◆ **TEXT**
+--


=== Raven and his chimpanzee ===
At the end of his second African trip, Raven was seriously ill with sleeping sickness and had to rest in his camp near Djaposten. There, he adopted a young female chimpanzee named Meshie Mungkunt whose mother had been recently killed. He became so attached to her that he brought Meshie back to the United States in February 1931, and introduced her to his family. Meshie lived in Baldwin, Long Island, for four years. During that time, Raven and his chimpanzee became the stars of the American Museum. Films, photographs, conferences, and popular articles showed Meshie living as a member of the household, eating with the family in the dining room, and sleeping with the children in their parents' bed. In reality, Meshie grew increasingly difficult to "control", and spent most of her time in a cage located in the basement. In December 1934, Raven was sent on a mission to Burma, and had to place Meshie at the Brookfield Zoo in Chicago. Meshie died from childbirth-related complications in August 1937. Her remains were sent to the American Museum in New York. She is now in the Primate Hall of the museum as the taxidermied specimen of the common chimpanzee or Pan troglodytes.

+--

◆ **Structured page parsing data**
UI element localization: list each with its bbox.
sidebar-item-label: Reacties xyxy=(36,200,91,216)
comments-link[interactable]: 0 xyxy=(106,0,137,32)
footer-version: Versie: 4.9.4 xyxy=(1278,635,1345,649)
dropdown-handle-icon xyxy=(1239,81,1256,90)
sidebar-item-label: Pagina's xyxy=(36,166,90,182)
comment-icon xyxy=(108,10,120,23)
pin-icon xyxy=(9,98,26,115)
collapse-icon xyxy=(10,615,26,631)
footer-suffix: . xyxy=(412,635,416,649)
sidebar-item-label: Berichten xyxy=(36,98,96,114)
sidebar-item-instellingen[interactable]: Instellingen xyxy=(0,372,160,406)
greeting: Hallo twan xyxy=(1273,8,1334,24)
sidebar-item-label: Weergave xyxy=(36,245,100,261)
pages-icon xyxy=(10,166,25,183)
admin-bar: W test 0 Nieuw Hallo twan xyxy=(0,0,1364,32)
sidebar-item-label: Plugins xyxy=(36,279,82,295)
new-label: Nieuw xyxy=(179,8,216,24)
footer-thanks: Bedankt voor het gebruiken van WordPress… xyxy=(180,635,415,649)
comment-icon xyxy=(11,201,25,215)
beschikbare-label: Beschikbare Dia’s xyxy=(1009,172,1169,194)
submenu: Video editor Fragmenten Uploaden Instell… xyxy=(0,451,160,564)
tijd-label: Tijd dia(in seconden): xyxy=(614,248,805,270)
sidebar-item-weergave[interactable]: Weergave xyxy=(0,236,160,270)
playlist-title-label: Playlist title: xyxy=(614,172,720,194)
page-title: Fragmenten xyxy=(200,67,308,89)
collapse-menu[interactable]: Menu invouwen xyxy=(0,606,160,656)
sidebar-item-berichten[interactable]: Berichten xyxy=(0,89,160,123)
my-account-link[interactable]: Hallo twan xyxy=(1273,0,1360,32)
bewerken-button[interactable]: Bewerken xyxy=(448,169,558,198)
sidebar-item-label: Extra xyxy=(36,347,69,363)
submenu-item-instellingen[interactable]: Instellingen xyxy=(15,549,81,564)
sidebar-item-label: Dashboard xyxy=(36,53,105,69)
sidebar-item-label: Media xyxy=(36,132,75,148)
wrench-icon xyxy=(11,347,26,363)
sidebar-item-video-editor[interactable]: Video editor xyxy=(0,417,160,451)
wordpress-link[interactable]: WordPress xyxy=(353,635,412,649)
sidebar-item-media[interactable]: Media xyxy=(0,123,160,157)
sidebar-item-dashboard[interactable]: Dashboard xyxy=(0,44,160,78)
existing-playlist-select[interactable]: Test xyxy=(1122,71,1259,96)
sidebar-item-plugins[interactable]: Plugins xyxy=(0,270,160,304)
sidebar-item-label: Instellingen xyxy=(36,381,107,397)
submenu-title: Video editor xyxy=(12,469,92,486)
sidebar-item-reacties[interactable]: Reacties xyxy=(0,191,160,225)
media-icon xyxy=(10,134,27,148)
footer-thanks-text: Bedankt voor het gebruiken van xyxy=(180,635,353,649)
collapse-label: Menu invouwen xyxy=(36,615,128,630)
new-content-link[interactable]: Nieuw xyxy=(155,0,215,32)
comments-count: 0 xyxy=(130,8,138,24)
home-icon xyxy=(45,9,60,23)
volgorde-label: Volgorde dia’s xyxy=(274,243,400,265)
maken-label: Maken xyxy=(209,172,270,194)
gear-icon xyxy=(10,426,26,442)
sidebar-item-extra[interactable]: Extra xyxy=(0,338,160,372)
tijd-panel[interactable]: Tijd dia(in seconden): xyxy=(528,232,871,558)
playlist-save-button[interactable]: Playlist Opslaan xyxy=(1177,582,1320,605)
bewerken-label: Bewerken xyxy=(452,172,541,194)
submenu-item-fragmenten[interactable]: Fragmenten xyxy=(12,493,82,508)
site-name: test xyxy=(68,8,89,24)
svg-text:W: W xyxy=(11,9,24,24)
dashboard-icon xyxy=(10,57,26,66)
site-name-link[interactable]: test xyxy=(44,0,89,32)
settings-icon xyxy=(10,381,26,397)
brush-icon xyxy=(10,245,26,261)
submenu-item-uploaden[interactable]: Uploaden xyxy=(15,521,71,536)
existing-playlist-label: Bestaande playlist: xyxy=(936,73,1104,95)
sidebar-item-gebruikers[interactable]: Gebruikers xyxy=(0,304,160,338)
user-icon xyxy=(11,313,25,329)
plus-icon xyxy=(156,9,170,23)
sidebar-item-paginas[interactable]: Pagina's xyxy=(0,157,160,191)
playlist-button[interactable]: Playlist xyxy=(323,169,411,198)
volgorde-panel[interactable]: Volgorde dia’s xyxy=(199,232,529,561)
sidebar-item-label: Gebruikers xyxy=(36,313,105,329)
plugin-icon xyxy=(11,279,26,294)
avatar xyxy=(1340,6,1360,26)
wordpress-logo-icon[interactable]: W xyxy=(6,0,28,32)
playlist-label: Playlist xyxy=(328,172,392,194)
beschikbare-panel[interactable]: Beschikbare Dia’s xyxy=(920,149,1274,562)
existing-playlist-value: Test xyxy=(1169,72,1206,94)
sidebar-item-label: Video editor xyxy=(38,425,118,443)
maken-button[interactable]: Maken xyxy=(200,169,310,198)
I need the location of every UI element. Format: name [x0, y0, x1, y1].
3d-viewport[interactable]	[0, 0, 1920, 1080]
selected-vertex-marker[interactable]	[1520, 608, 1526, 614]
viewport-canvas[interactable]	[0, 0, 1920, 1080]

+--

◆ **APPLY WHAT YOU READ**
[a] In the passage about Raven and his chimpanzee, where did Meshie live for four years?
[b] List every month-and-year date that appears in the passage about Raven and his chimpanzee.
[c] Continue the passage about Raven and his chimpanzee from its last sentence.

◆ **LIST OF ANSWERS**
[a] Baldwin, Long Island

[b] February 1931, December 1934, August 1937

[c]
=== Last expeditions ===
In December 1934, Raven joined The Vernay-Hopwood Chindwin Expedition to Burma (now Myanmar) as the lead scientist, filmmaker, photographer, and specimen collector for the AMNH. He returned from Burma in the summer of 1935. About 1000 mammals and 750 birds were collected, as well as a large number of fish and reptiles. From 1938 to 1939, he went back on a mission for The Michael Lerner New Zealand and Australian Expedition, still for the American Museum. His last expeditions were short trips to Peru and Ecuador with Michael Lerner in 1941. During the three years before his death, Raven devoted himself to anatomical studies, the writing of articles (mainly about kangaroos and several species of cetacean), and the complete anatomical study of the gorilla. The latter resulted in a posthumous publication, The Anatomy of the Gorilla (1950). Having contracted sleeping sickness, malaria, and hookworm during his first expedition, Raven saw his health deteriorate during these same years. Appointed curator of the Department of Comparative Anatomy of the American Museum of Natural History in January 1944, Henry Cushier Raven died in Sebring, Florida on May 5, 1944.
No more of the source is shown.